▶ [What to work on] Print out the material that follows word for word.

— Begin Data rows —

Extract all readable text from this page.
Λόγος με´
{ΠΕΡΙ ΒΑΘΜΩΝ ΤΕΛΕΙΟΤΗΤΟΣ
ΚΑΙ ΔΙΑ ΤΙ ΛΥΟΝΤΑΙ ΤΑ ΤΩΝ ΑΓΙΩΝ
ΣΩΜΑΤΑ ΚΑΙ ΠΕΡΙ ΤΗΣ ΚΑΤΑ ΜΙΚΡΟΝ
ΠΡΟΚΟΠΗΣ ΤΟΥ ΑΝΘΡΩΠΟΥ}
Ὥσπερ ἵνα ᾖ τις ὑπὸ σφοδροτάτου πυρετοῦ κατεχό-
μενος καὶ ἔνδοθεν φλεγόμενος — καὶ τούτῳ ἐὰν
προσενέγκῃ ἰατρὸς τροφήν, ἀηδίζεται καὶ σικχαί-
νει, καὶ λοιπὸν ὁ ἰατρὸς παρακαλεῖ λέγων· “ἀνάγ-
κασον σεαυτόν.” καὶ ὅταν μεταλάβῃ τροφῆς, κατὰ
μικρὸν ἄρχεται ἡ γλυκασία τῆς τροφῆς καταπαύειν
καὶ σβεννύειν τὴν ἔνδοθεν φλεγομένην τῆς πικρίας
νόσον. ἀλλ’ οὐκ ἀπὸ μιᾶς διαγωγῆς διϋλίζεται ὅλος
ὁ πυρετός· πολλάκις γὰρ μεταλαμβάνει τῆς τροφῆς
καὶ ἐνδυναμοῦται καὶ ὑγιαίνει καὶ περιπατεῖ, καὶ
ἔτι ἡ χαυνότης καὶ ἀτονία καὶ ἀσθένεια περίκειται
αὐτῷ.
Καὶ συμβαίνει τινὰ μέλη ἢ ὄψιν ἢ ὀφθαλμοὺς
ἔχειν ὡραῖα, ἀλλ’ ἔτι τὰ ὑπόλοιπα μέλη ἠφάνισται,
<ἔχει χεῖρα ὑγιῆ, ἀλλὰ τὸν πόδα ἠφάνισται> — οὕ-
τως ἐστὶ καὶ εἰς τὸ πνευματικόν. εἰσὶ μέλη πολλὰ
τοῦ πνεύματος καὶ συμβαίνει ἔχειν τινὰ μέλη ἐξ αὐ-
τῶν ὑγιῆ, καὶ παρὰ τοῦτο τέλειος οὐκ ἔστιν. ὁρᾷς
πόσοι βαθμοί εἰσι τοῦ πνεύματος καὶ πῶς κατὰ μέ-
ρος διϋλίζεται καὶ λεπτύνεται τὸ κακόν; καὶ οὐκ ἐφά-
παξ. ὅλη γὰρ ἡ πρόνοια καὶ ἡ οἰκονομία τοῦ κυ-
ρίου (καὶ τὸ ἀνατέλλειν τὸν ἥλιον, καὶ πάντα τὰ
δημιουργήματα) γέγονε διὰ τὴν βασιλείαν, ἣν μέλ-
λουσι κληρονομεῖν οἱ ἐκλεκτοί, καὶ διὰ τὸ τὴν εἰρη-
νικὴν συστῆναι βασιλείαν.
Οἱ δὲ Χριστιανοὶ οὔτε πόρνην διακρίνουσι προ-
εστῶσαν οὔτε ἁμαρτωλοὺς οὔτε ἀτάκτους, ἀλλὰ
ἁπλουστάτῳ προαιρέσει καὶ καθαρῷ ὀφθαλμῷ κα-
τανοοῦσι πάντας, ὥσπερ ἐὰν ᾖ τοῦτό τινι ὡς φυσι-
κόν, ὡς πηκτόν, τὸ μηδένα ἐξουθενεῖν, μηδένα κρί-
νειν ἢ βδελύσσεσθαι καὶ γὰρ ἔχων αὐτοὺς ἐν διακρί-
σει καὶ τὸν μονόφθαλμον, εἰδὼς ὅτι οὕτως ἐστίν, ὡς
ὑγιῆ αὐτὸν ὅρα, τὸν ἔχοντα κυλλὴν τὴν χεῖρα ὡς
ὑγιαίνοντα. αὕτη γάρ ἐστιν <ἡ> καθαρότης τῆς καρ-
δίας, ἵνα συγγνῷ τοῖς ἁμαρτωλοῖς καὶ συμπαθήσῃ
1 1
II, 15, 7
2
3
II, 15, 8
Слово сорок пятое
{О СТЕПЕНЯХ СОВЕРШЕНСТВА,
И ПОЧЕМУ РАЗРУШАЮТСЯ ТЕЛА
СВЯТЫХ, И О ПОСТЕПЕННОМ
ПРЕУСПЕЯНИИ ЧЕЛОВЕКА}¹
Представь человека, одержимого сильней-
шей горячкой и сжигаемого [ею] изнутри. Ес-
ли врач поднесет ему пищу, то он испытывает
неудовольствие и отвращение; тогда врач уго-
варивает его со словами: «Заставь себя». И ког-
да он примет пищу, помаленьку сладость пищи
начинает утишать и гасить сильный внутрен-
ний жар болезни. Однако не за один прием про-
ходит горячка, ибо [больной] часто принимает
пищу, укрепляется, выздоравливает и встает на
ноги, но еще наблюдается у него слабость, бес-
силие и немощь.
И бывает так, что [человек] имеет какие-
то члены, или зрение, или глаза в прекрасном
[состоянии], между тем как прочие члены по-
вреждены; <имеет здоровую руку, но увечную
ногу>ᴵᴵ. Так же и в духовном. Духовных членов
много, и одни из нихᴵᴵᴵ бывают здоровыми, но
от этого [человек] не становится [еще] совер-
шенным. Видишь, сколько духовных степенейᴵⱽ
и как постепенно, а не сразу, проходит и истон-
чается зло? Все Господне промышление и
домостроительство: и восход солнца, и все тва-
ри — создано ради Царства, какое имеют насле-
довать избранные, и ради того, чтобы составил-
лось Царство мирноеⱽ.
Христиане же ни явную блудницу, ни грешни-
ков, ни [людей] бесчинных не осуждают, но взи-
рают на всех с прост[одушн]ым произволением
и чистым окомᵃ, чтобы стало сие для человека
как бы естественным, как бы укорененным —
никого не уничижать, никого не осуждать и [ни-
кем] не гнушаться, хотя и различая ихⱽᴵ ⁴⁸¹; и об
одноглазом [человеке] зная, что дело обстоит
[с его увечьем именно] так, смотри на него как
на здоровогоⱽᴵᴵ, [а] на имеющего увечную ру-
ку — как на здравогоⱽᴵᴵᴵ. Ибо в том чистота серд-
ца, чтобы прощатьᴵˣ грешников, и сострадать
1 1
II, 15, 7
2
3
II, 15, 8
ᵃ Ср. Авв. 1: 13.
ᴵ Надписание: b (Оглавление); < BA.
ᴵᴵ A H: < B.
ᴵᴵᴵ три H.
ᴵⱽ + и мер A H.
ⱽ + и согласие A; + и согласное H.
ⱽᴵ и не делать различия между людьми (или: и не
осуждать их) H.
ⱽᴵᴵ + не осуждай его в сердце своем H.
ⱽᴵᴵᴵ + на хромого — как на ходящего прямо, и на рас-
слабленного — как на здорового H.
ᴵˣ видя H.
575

— End Data rows —

▶ [Finished answer]
Extract all readable text from this page.
Λόγος με´
{ΠΕΡΙ ΒΑΘΜΩΝ ΤΕΛΕΙΟΤΗΤΟΣ
ΚΑΙ ΔΙΑ ΤΙ ΛΥΟΝΤΑΙ ΤΑ ΤΩΝ ΑΓΙΩΝ
ΣΩΜΑΤΑ ΚΑΙ ΠΕΡΙ ΤΗΣ ΚΑΤΑ ΜΙΚΡΟΝ
ΠΡΟΚΟΠΗΣ ΤΟΥ ΑΝΘΡΩΠΟΥ}
Ὥσπερ ἵνα ᾖ τις ὑπὸ σφοδροτάτου πυρετοῦ κατεχό-
μενος καὶ ἔνδοθεν φλεγόμενος — καὶ τούτῳ ἐὰν
προσενέγκῃ ἰατρὸς τροφήν, ἀηδίζεται καὶ σικχαί-
νει, καὶ λοιπὸν ὁ ἰατρὸς παρακαλεῖ λέγων· “ἀνάγ-
κασον σεαυτόν.” καὶ ὅταν μεταλάβῃ τροφῆς, κατὰ
μικρὸν ἄρχεται ἡ γλυκασία τῆς τροφῆς καταπαύειν
καὶ σβεννύειν τὴν ἔνδοθεν φλεγομένην τῆς πικρίας
νόσον. ἀλλ’ οὐκ ἀπὸ μιᾶς διαγωγῆς διϋλίζεται ὅλος
ὁ πυρετός· πολλάκις γὰρ μεταλαμβάνει τῆς τροφῆς
καὶ ἐνδυναμοῦται καὶ ὑγιαίνει καὶ περιπατεῖ, καὶ
ἔτι ἡ χαυνότης καὶ ἀτονία καὶ ἀσθένεια περίκειται
αὐτῷ.
Καὶ συμβαίνει τινὰ μέλη ἢ ὄψιν ἢ ὀφθαλμοὺς
ἔχειν ὡραῖα, ἀλλ’ ἔτι τὰ ὑπόλοιπα μέλη ἠφάνισται,
<ἔχει χεῖρα ὑγιῆ, ἀλλὰ τὸν πόδα ἠφάνισται> — οὕ-
τως ἐστὶ καὶ εἰς τὸ πνευματικόν. εἰσὶ μέλη πολλὰ
τοῦ πνεύματος καὶ συμβαίνει ἔχειν τινὰ μέλη ἐξ αὐ-
τῶν ὑγιῆ, καὶ παρὰ τοῦτο τέλειος οὐκ ἔστιν. ὁρᾷς
πόσοι βαθμοί εἰσι τοῦ πνεύματος καὶ πῶς κατὰ μέ-
ρος διϋλίζεται καὶ λεπτύνεται τὸ κακόν; καὶ οὐκ ἐφά-
παξ. ὅλη γὰρ ἡ πρόνοια καὶ ἡ οἰκονομία τοῦ κυ-
ρίου (καὶ τὸ ἀνατέλλειν τὸν ἥλιον, καὶ πάντα τὰ
δημιουργήματα) γέγονε διὰ τὴν βασιλείαν, ἣν μέλ-
λουσι κληρονομεῖν οἱ ἐκλεκτοί, καὶ διὰ τὸ τὴν εἰρη-
νικὴν συστῆναι βασιλείαν.
Οἱ δὲ Χριστιανοὶ οὔτε πόρνην διακρίνουσι προ-
εστῶσαν οὔτε ἁμαρτωλοὺς οὔτε ἀτάκτους, ἀλλὰ
ἁπλουστάτῳ προαιρέσει καὶ καθαρῷ ὀφθαλμῷ κα-
τανοοῦσι πάντας, ὥσπερ ἐὰν ᾖ τοῦτό τινι ὡς φυσι-
κόν, ὡς πηκτόν, τὸ μηδένα ἐξουθενεῖν, μηδένα κρί-
νειν ἢ βδελύσσεσθαι καὶ γὰρ ἔχων αὐτοὺς ἐν διακρί-
σει καὶ τὸν μονόφθαλμον, εἰδὼς ὅτι οὕτως ἐστίν, ὡς
ὑγιῆ αὐτὸν ὅρα, τὸν ἔχοντα κυλλὴν τὴν χεῖρα ὡς
ὑγιαίνοντα. αὕτη γάρ ἐστιν <ἡ> καθαρότης τῆς καρ-
δίας, ἵνα συγγνῷ τοῖς ἁμαρτωλοῖς καὶ συμπαθήσῃ
1 1
II, 15, 7
2
3
II, 15, 8
Слово сорок пятое
{О СТЕПЕНЯХ СОВЕРШЕНСТВА,
И ПОЧЕМУ РАЗРУШАЮТСЯ ТЕЛА
СВЯТЫХ, И О ПОСТЕПЕННОМ
ПРЕУСПЕЯНИИ ЧЕЛОВЕКА}¹
Представь человека, одержимого сильней-
шей горячкой и сжигаемого [ею] изнутри. Ес-
ли врач поднесет ему пищу, то он испытывает
неудовольствие и отвращение; тогда врач уго-
варивает его со словами: «Заставь себя». И ког-
да он примет пищу, помаленьку сладость пищи
начинает утишать и гасить сильный внутрен-
ний жар болезни. Однако не за один прием про-
ходит горячка, ибо [больной] часто принимает
пищу, укрепляется, выздоравливает и встает на
ноги, но еще наблюдается у него слабость, бес-
силие и немощь.
И бывает так, что [человек] имеет какие-
то члены, или зрение, или глаза в прекрасном
[состоянии], между тем как прочие члены по-
вреждены; <имеет здоровую руку, но увечную
ногу>ᴵᴵ. Так же и в духовном. Духовных членов
много, и одни из нихᴵᴵᴵ бывают здоровыми, но
от этого [человек] не становится [еще] совер-
шенным. Видишь, сколько духовных степенейᴵⱽ
и как постепенно, а не сразу, проходит и истон-
чается зло? Все Господне промышление и
домостроительство: и восход солнца, и все тва-
ри — создано ради Царства, какое имеют насле-
довать избранные, и ради того, чтобы составил-
лось Царство мирноеⱽ.
Христиане же ни явную блудницу, ни грешни-
ков, ни [людей] бесчинных не осуждают, но взи-
рают на всех с прост[одушн]ым произволением
и чистым окомᵃ, чтобы стало сие для человека
как бы естественным, как бы укорененным —
никого не уничижать, никого не осуждать и [ни-
кем] не гнушаться, хотя и различая ихⱽᴵ ⁴⁸¹; и об
одноглазом [человеке] зная, что дело обстоит
[с его увечьем именно] так, смотри на него как
на здоровогоⱽᴵᴵ, [а] на имеющего увечную ру-
ку — как на здравогоⱽᴵᴵᴵ. Ибо в том чистота серд-
ца, чтобы прощатьᴵˣ грешников, и сострадать
1 1
II, 15, 7
2
3
II, 15, 8
ᵃ Ср. Авв. 1: 13.
ᴵ Надписание: b (Оглавление); < BA.
ᴵᴵ A H: < B.
ᴵᴵᴵ три H.
ᴵⱽ + и мер A H.
ⱽ + и согласие A; + и согласное H.
ⱽᴵ и не делать различия между людьми (или: и не
осуждать их) H.
ⱽᴵᴵ + не осуждай его в сердце своем H.
ⱽᴵᴵᴵ + на хромого — как на ходящего прямо, и на рас-
слабленного — как на здорового H.
ᴵˣ видя H.
575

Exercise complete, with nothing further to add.